Source excerpt:
□ □ □
# cooking advice on old sheep



## hardcore (May 30, 2014)

ive eaten a few of my sheep under a year old and they were good.  I culled out a 4 year old ram and cooked a hind quarter.  cooked it for 8 hrs...he still is tough. any tips on this so I don't waste him?  thanks


----------



## alsea1 (May 30, 2014)

Try using a pressure cooker.
Also don't add the salt till you put it on the plate to eat.
Seems salt can make meat dry and tough if you put it on during the cooking phase


----------



## Baymule (May 30, 2014)

What about making sausage?


----------



## alsea1 (May 30, 2014)

sausage would be fine


----------



## bonbean01 (May 30, 2014)

A slow cooker with veggies and a little water makes any meat tender...I often put it on low in the evening and by lunch time...very tender...by supper time...super tender.  Don't put veggies in until morning though...potatoes and carrots and onions will be mush if done overnight and you want it all ready by noon.


----------



## hardcore (May 31, 2014)

gunna call yall when he is ready! thanks for the tips friends


----------



## goatboy1973 (Jun 20, 2014)
□ □ □
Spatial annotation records
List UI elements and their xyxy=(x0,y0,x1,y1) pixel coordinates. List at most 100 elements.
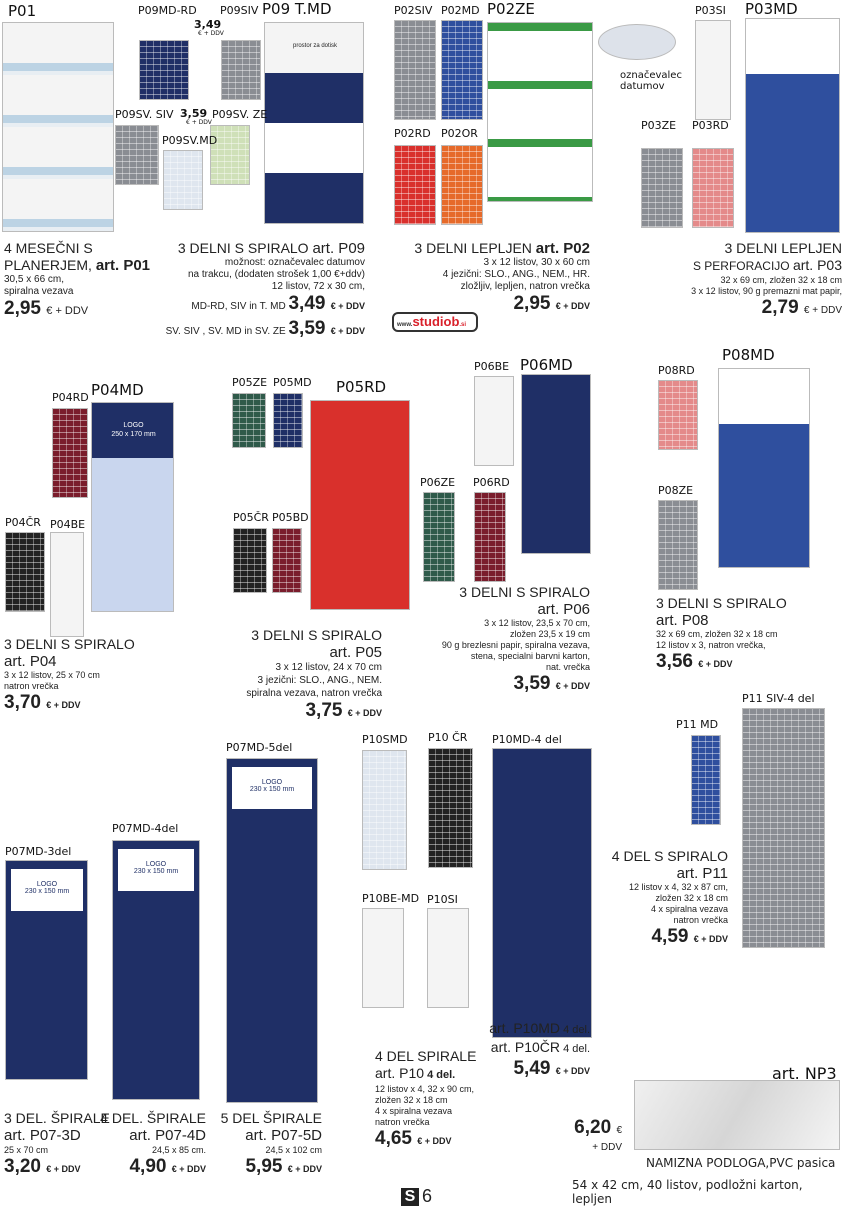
desc-p03: 3 DELNI LEPLJEN S PERFORACIJO art. P03 3… xyxy=(691,240,842,322)
label-p03rd: P03RD xyxy=(692,119,729,132)
label-p09sv-siv: P09SV. SIV xyxy=(115,108,174,121)
label-p02md: P02MD xyxy=(441,4,480,17)
studiob-logo[interactable]: www.studiob.si xyxy=(392,312,478,332)
label-p10cr: P10 ČR xyxy=(428,731,468,744)
desc-line: 4 x spiralna vezava xyxy=(375,1106,453,1116)
product-image-p05md xyxy=(273,393,303,448)
product-image-p08md xyxy=(718,368,810,568)
desc-p01: 4 MESEČNI S PLANERJEM, art. P01 30,5 x 6… xyxy=(4,240,150,322)
desc-p07-5d: 5 DEL ŠPIRALE art. P07-5D 24,5 x 102 cm … xyxy=(221,1110,322,1180)
label-p07md-5del: P07MD-5del xyxy=(226,741,293,754)
product-image-p09sv-siv xyxy=(115,125,159,185)
art-number: art. P07-4D xyxy=(129,1127,206,1144)
price-unit: € + DDV xyxy=(698,659,733,669)
price-unit: € + DDV xyxy=(46,700,81,710)
price: 4,65 xyxy=(375,1128,412,1149)
logo-placeholder: LOGO xyxy=(123,422,144,429)
desc-line: možnost: označevalec datumov xyxy=(224,257,365,268)
page-number: S 6 xyxy=(401,1186,432,1207)
price: 3,56 xyxy=(656,651,693,672)
product-image-p10md-4del xyxy=(492,748,592,1038)
desc-line: natron vrečka xyxy=(4,681,59,691)
art-number: art. P03 xyxy=(792,257,842,273)
product-image-p06ze xyxy=(423,492,455,582)
price-unit: € + DDV xyxy=(555,681,590,691)
price: 3,20 xyxy=(4,1156,41,1177)
desc-line: 32 x 69 cm, zložen 32 x 18 cm xyxy=(656,629,778,639)
desc-line: spiralna vezava, natron vrečka xyxy=(246,688,382,699)
price: 2,79 xyxy=(761,297,799,318)
desc-line: 3 x 12 listov, 90 g premazni mat papir, xyxy=(691,286,842,296)
price-unit: € + DDV xyxy=(803,305,842,316)
desc-title: PLANERJEM, xyxy=(4,257,96,273)
desc-line: 12 listov x 3, natron vrečka, xyxy=(656,640,766,650)
price-unit: € + DDV xyxy=(555,1066,590,1076)
price-unit: € + DDV xyxy=(171,1164,206,1174)
art-number: art. P06 xyxy=(537,601,590,618)
art-number: art. P01 xyxy=(95,257,151,274)
desc-line: 30,5 x 66 cm, xyxy=(4,274,65,285)
label-p03ze: P03ZE xyxy=(641,119,677,132)
desc-line: natron vrečka xyxy=(673,915,728,925)
label-ddv: € + DDV xyxy=(198,30,224,37)
price: 3,70 xyxy=(4,692,41,713)
desc-line: 24,5 x 85 cm. xyxy=(151,1145,206,1155)
label-p06be: P06BE xyxy=(474,360,510,373)
label-p06rd: P06RD xyxy=(473,476,510,489)
label-np3: art. NP3 xyxy=(772,1064,837,1083)
desc-title: 3 DELNI S SPIRALO xyxy=(656,595,787,611)
logo-size: 250 x 170 mm xyxy=(111,431,156,438)
label-p04cr: P04ČR xyxy=(5,516,41,529)
label-p08ze: P08ZE xyxy=(658,484,694,497)
logo-placeholder: LOGO xyxy=(36,881,58,888)
label-p06md: P06MD xyxy=(520,356,573,374)
art-number: art. P07-3D xyxy=(4,1127,81,1144)
product-image-p03md xyxy=(745,18,840,233)
desc-title: 3 DELNI S SPIRALO xyxy=(459,584,590,600)
np3-desc: 54 x 42 cm, 40 listov, podložni karton, … xyxy=(572,1178,803,1206)
product-image-p06be xyxy=(474,376,514,466)
logo-placeholder: LOGO xyxy=(261,779,283,786)
art-number: art. P10 xyxy=(375,1065,425,1081)
label-p08rd: P08RD xyxy=(658,364,695,377)
desc-line: 3 x 12 listov, 24 x 70 cm xyxy=(275,662,382,673)
price-unit: € + DDV xyxy=(347,708,382,718)
page-num: 6 xyxy=(422,1186,433,1206)
price: 3,59 xyxy=(513,673,551,694)
product-image-p04md: LOGO 250 x 170 mm xyxy=(91,402,174,612)
price-unit: € + DDV xyxy=(46,305,89,317)
desc-line: 12 listov x 4, 32 x 87 cm, xyxy=(628,882,728,892)
label-p02or: P02OR xyxy=(441,127,478,140)
desc-title: 3 DELNI LEPLJEN xyxy=(414,240,536,256)
desc-p10: 4 DEL SPIRALE art. P10 4 del. 12 listov … xyxy=(375,1048,476,1152)
desc-line: nat. vrečka xyxy=(545,662,590,672)
desc-line: 24,5 x 102 cm xyxy=(265,1145,322,1155)
desc-title: 4 MESEČNI S xyxy=(4,240,93,256)
desc-title: 3 DEL. ŠPIRALE xyxy=(4,1110,110,1126)
label-price-359: 3,59 xyxy=(180,107,208,120)
product-image-p02rd xyxy=(394,145,436,225)
label-p09sv-ze: P09SV. ZE xyxy=(212,108,268,121)
art-number: art. P02 xyxy=(535,240,590,257)
desc-p06: 3 DELNI S SPIRALO art. P06 3 x 12 listov… xyxy=(442,584,590,697)
label-p02rd: P02RD xyxy=(394,127,431,140)
logo-suffix: .si xyxy=(459,322,467,328)
desc-p02: 3 DELNI LEPLJEN art. P02 3 x 12 listov, … xyxy=(414,240,590,317)
price-unit: € + DDV xyxy=(46,1164,81,1174)
desc-line: 32 x 69 cm, zložen 32 x 18 cm xyxy=(720,275,842,285)
label-price-349: 3,49 xyxy=(194,18,222,31)
label-p03md: P03MD xyxy=(745,0,798,18)
price-ddv: + DDV xyxy=(592,1142,622,1153)
art-suffix: 4 del. xyxy=(424,1069,456,1081)
label-p05cr: P05ČR xyxy=(233,511,269,524)
price-unit: € xyxy=(616,1125,622,1136)
product-image-p09tmd: prostor za dotisk xyxy=(264,22,364,224)
label-p04be: P04BE xyxy=(50,518,86,531)
desc-title: 3 DELNI S SPIRALO xyxy=(177,240,313,256)
desc-p11: 4 DEL S SPIRALO art. P11 12 listov x 4, … xyxy=(612,848,728,950)
product-image-p11md xyxy=(691,735,721,825)
product-image-p02md xyxy=(441,20,483,120)
label-date-marker: označevalec datumov xyxy=(620,70,682,92)
desc-p08: 3 DELNI S SPIRALO art. P08 32 x 69 cm, z… xyxy=(656,595,787,675)
desc-line: 3 jezični: SLO., ANG., NEM. xyxy=(257,675,382,686)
□ □ □
Exercise goal: Write the next part of the forum thread on cooking meat from an older ram, starting after its final line.

Answer to this exercise:
You could cook it in a smoker low n slow (225 degrees for 14 hrs). Marinate the meat in a 50/ 50 mixture of regular Coca-Cola and apple cider vinegar with a tablespoon of paprika, fresh ground peppercorn, garlic powder, 2 beef bullion cubes for 24 hrs. before cooking. Take the marinated meat and put it in an aluminum disposable turkey pan and make up a new batch of the marinade solution and add it to the turkey pan with the meat. Cook uncovered in the smoker undisturbed for the first 10 hrs. keeping the temp at a steady 225 degrees. The last 4 hrs, add mini carrots, quartered potatoes, celery, and sliced or chopped onions to the turkey pan and cover the top of the turkey pan with aluminum foil and baste the meat every 30 mins. After a total cooking time of 14 hrs. Use a meat thermometer and insert in the thickest part of the meat staying away from any bone. The internal temp should be at least 160 degrees. The meat will literally fall off the bone. Note: the marination of the meat for 24 hrs with the acidity of the Coca-Cola and apple cider vinegar and the low n slow cooking for 14 hrs. all help break down the muscle fibers in the meat and make even the toughest cut of meat fall off the bone tender.


----------



## bonbean01 (Jun 20, 2014)

All this talk...is making me drool for when we put two wether lambs in our freezer this fall...have been out for a long time.


----------



## Baymule (Jun 20, 2014)

[/QUOTE]
I don't even have a sheep, but this makes me want to buy one!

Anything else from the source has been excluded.